| YOUR GOAL |
Repeat the lines that follow, leaving nothing out.

(Data items)
•••
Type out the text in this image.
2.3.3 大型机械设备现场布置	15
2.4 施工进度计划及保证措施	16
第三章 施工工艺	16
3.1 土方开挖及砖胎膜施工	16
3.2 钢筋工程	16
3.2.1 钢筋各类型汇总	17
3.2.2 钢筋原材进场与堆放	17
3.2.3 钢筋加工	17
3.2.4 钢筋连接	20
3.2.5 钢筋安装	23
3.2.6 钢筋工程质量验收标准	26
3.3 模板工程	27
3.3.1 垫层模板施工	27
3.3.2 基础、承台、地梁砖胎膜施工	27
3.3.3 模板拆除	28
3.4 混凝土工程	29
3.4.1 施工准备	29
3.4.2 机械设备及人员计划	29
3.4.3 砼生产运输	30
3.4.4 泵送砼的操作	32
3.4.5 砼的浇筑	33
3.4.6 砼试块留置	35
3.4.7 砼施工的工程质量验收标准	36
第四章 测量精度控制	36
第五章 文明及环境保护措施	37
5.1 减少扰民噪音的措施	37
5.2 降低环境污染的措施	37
•••
| TASK SOLUTION |
Type out the text in this image.
2.3.3 大型机械设备现场布置	15
2.4 施工进度计划及保证措施	16
第三章 施工工艺	16
3.1 土方开挖及砖胎膜施工	16
3.2 钢筋工程	16
3.2.1 钢筋各类型汇总	17
3.2.2 钢筋原材进场与堆放	17
3.2.3 钢筋加工	17
3.2.4 钢筋连接	20
3.2.5 钢筋安装	23
3.2.6 钢筋工程质量验收标准	26
3.3 模板工程	27
3.3.1 垫层模板施工	27
3.3.2 基础、承台、地梁砖胎膜施工	27
3.3.3 模板拆除	28
3.4 混凝土工程	29
3.4.1 施工准备	29
3.4.2 机械设备及人员计划	29
3.4.3 砼生产运输	30
3.4.4 泵送砼的操作	32
3.4.5 砼的浇筑	33
3.4.6 砼试块留置	35
3.4.7 砼施工的工程质量验收标准	36
第四章 测量精度控制	36
第五章 文明及环境保护措施	37
5.1 减少扰民噪音的措施	37
5.2 降低环境污染的措施	37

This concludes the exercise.